* **TASK REQUIREMENTS**
**1.** In the notes on the sum problems, what is enough to solve the 2-sum step once the array is sorted, in place of a hash map?
**2.** Reproduce the stretch of the notes on the sum problems from "Fix pointer j" through "need smaller elements.".

Suppose 3 numbers x, y and z sum up to zero. We sort the nums array first. And then we traverse through the array, and fix i-Th element as x. Now we need y and z which sum up to the target -x.
Now the problem became a 2 sum problem. But as the array is already sorted, we don’t need a hash map. Instead, 2 pointers are enough to solve this problem.
Fix pointer j at i+1 Th position and pointer k at n-1 position.
Now if sum of nums[j] and nums[k] is equal to target, we got a solution at i, j, k elements. Else if sum is less than target we do j++, as we need bigger element. Else if sum is greater than target we do k—, as we need smaller elements.
In 2-sum problem, if input array is sorted, we can solve this way instead of using a hash map.
4Sum
class Solution {
public:
vector<vector<int>> fourSum(vector<int>& nums, int target) {
int n = nums.size();
vector<vector<int>> result;
sort(nums.begin(), nums.end());
for(int i=0; i<n; i++){
if(i>0 && nums[i]==nums[i-1]) continue;
for(int j=i+1; j<n; j++){
if(j>i+1 && nums[j]==nums[j-1]) continue;
long long tgt = 1LL * target - nums[i] - nums[j], l=j+1, r=n-1;
while(l<r){
long long total = 1LL * nums[l] + nums[r];
if(total==tgt){
result.push_back({nums[i], nums[j], nums[l], nums[r]});
int prev1 = nums[l], prev2 = nums[r];
while(l<n && nums[l]==prev1) l++;
while(r>=0 && nums[r]==prev2) r--;
}
else if(total<tgt) l++;
else r--;
}
}
}
return result;
}
};
Note:
The ideology is same as 3 sum problem, where we consider i iterates from start to end of nums array and j starts from i+1 and k from n-1.
Here, i iterates from start to end, j starts from i+1, and l from j+1 and r from n-1.
Interesting Fact:
Both are equivalent to each other This is used so that we don’t need to type every operator on right hand side.
long long tgt = 1LL * target - nums[i] - nums[j];
long long tgt = (long long)target - (long long)nums[i] - (long long)nums[j];
Longest Balanced Subarray I
class Solution {
public:
int longestBalanced(vector<int>& nums) {
int n = nums.size(), maxLength=0;
for(int i=0; i<n; i++){
int balance=0;
unordered_map<int,int> m;
for(int j=i; j<n; j++){
if(m.find(nums[j])==m.end()){
if(nums[j]%2==0) balance++;
else balance--;
m[nums[j]]=j;
}
if(balance==0) maxLength=max(maxLength, j-i+1);
}
}
return maxLength;
}
};
The only possible optimisation is using a lazy segment tree which can be discussed later.

* **MATERIAL SHOWN**
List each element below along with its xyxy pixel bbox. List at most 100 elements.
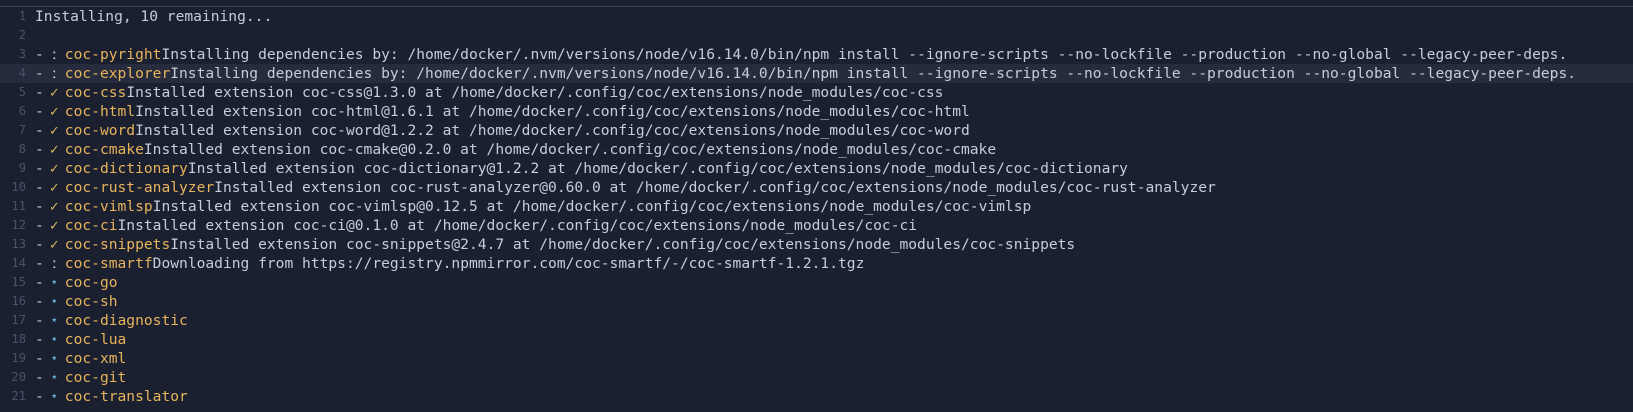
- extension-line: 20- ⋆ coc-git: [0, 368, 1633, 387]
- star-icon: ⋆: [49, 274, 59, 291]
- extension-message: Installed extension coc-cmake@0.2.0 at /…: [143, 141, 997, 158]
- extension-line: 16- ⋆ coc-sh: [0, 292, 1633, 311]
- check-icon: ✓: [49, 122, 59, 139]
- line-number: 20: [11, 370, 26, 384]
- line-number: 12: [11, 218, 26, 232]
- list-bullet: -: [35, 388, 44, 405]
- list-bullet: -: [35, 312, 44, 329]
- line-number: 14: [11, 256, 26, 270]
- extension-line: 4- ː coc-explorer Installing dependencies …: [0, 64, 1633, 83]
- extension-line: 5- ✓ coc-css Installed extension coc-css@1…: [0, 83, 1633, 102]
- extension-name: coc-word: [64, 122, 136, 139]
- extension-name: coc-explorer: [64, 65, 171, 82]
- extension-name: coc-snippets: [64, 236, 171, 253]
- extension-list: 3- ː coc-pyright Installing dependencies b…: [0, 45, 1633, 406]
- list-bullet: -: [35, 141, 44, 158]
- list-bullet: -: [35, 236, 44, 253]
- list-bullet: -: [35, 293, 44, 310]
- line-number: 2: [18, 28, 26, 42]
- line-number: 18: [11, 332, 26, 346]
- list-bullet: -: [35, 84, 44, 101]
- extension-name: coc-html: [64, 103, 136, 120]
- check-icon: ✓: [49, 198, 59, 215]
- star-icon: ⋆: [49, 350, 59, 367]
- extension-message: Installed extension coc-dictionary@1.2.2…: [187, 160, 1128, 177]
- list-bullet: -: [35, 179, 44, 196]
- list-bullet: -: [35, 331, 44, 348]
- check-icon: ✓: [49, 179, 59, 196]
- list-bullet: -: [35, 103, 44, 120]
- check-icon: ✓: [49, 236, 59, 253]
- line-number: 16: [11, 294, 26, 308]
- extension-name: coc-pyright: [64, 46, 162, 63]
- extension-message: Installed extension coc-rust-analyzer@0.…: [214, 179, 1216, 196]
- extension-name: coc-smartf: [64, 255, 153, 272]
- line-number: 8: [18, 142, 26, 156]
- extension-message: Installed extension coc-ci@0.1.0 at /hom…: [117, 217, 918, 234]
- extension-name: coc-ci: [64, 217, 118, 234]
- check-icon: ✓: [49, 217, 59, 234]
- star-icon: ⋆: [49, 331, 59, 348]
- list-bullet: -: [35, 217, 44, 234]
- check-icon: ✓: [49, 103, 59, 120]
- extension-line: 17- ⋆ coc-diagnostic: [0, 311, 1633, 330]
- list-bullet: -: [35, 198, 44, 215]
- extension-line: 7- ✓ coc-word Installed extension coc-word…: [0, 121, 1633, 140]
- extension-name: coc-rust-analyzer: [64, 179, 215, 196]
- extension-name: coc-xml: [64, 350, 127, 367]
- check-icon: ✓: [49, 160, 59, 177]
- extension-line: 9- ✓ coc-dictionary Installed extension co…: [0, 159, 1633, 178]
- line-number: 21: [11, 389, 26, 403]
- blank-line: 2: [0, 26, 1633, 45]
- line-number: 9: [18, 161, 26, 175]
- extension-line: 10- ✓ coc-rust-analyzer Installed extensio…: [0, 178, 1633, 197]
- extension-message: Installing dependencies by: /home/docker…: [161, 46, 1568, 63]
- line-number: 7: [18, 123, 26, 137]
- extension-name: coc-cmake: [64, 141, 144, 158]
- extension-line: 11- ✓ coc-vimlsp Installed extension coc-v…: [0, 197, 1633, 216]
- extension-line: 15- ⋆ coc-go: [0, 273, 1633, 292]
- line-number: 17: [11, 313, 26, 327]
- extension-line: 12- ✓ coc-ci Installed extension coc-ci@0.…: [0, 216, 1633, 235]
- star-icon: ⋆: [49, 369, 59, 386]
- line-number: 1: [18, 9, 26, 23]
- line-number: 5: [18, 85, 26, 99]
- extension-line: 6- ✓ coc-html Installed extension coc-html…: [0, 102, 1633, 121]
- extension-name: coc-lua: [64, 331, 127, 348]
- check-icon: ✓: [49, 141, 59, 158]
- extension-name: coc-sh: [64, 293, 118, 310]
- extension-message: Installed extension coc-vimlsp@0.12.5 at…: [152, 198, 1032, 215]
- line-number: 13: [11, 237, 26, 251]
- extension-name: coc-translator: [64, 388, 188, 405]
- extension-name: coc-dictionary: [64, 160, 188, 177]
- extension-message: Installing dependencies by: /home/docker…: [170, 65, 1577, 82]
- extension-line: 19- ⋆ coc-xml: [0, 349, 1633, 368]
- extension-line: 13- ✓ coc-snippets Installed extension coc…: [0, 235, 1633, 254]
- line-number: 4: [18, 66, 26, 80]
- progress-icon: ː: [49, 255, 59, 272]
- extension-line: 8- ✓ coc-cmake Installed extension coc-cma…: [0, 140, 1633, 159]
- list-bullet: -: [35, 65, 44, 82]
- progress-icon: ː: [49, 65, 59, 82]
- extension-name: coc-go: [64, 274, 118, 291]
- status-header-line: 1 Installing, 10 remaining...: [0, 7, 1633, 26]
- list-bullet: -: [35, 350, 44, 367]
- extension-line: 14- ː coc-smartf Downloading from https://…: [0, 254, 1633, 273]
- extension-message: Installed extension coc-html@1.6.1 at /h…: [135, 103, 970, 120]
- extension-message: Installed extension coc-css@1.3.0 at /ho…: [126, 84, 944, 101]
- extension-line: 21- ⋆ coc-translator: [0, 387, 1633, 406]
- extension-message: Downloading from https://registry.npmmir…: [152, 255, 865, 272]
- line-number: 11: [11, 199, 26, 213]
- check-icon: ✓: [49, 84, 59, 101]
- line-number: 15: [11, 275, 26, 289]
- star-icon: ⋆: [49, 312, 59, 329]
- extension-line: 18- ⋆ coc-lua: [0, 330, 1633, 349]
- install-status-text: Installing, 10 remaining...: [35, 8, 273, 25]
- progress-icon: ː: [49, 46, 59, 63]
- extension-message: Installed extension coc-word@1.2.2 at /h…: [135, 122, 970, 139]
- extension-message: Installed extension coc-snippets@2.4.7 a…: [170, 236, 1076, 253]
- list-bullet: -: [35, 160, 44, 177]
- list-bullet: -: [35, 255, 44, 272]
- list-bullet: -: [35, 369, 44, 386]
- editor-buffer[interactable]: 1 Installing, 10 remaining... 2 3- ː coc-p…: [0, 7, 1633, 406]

* * *

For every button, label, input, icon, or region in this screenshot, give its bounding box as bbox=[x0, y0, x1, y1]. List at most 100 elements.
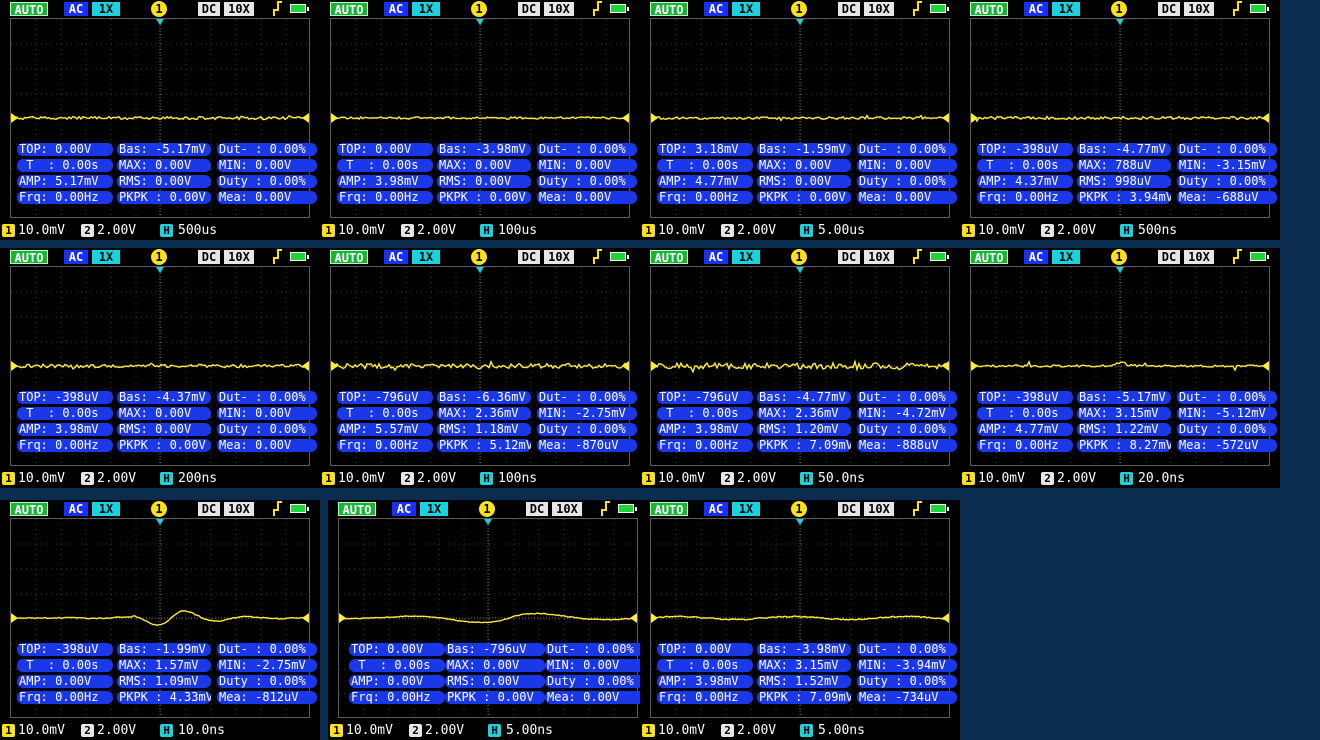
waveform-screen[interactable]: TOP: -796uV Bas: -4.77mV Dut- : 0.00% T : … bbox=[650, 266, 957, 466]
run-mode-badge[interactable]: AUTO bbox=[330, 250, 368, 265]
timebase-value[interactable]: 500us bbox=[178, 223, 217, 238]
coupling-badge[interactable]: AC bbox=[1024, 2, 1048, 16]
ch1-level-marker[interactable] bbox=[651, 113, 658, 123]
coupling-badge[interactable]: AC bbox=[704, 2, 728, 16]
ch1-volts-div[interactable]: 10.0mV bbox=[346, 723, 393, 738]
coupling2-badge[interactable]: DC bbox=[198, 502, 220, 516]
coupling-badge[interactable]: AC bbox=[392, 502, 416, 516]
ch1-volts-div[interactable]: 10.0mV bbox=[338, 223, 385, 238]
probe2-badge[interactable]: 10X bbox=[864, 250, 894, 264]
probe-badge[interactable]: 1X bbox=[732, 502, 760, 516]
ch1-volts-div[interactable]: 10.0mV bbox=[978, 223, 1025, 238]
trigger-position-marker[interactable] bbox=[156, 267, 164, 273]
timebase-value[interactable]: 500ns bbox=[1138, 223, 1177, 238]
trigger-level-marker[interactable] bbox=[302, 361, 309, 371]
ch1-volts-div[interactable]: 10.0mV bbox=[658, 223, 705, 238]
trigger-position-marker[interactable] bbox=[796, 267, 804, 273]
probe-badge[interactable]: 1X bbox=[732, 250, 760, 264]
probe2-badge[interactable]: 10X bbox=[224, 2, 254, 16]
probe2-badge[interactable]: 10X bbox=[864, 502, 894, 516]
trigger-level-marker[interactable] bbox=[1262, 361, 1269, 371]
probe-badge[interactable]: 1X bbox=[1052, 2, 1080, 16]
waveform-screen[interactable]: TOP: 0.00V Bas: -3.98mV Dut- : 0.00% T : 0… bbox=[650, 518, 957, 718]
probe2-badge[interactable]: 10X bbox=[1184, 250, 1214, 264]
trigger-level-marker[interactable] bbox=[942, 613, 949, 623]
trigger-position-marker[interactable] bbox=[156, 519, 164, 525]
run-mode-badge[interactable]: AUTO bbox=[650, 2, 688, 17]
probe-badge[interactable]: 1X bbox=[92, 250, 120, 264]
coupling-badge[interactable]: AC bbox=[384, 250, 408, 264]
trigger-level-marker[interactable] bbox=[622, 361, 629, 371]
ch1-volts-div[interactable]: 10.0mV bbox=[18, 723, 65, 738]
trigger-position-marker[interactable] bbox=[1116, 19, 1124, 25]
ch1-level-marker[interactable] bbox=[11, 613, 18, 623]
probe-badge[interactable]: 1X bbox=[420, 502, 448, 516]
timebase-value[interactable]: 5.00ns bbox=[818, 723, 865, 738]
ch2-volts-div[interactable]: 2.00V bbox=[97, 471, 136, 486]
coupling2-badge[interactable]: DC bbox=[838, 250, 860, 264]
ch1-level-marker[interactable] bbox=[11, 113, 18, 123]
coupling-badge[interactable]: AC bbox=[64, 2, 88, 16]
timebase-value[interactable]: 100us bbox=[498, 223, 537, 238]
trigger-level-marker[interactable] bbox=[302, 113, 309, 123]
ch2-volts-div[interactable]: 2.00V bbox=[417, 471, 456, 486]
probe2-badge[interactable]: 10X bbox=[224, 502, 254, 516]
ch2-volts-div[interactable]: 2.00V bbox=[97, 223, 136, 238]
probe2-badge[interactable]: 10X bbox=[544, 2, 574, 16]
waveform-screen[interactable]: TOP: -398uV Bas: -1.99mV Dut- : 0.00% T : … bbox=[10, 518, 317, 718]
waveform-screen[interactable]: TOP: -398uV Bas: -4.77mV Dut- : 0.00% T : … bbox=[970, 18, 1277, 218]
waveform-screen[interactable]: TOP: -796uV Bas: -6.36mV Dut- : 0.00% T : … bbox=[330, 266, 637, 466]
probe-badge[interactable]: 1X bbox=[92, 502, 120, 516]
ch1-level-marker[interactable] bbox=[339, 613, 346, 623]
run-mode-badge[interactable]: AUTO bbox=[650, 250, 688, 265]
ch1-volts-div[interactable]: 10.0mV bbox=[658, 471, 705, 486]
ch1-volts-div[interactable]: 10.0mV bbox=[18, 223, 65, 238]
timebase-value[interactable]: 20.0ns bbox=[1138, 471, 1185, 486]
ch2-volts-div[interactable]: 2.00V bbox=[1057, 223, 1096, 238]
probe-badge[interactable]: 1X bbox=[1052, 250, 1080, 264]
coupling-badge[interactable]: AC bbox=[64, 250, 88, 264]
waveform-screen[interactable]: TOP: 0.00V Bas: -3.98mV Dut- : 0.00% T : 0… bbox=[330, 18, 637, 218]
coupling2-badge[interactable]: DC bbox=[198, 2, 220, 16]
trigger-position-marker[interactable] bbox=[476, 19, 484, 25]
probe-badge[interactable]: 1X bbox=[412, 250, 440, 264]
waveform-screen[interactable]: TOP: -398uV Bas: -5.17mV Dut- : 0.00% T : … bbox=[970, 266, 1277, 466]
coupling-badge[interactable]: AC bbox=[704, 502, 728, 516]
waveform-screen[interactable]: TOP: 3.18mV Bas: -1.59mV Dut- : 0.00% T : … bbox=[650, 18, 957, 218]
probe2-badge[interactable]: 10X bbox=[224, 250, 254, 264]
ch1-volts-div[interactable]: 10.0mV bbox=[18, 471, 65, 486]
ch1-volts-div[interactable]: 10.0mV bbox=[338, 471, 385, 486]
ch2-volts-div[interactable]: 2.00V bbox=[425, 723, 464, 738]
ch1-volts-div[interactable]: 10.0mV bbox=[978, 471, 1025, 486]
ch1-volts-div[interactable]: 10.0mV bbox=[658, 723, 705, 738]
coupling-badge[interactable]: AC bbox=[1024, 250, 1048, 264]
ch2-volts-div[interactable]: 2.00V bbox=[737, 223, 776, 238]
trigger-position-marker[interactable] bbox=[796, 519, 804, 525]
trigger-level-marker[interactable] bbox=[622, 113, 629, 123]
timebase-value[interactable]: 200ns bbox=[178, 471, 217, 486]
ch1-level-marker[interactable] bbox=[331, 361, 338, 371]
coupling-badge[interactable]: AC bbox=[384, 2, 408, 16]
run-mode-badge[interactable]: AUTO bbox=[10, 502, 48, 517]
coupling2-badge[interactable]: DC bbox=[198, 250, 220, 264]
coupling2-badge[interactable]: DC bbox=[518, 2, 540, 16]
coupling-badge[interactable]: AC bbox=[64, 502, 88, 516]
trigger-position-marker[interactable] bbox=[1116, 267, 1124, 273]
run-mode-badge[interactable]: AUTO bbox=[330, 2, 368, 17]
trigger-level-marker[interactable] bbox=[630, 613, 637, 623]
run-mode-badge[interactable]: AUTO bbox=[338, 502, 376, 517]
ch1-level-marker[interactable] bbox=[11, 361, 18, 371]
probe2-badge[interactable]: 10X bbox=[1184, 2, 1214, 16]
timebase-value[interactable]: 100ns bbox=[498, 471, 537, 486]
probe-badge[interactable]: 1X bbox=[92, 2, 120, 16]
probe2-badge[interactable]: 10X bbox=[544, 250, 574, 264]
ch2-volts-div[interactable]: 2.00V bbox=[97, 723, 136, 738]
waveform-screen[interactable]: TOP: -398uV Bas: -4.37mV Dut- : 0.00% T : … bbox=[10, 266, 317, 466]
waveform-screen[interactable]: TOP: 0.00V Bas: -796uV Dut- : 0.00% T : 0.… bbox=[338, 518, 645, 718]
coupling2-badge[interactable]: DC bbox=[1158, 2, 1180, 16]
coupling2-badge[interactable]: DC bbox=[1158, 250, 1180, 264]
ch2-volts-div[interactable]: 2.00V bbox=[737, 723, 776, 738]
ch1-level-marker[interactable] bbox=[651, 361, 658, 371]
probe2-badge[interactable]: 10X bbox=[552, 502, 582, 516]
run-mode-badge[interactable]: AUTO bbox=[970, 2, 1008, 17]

* **WRITTEN RESPONSES**
**1.** Two pointers.

**2.**
Fix pointer j at i+1 Th position and pointer k at n-1 position.
Now if sum of nums[j] and nums[k] is equal to target, we got a solution at i, j, k elements. Else if sum is less than target we do j++, as we need bigger element. Else if sum is greater than target we do k—, as we need smaller elements.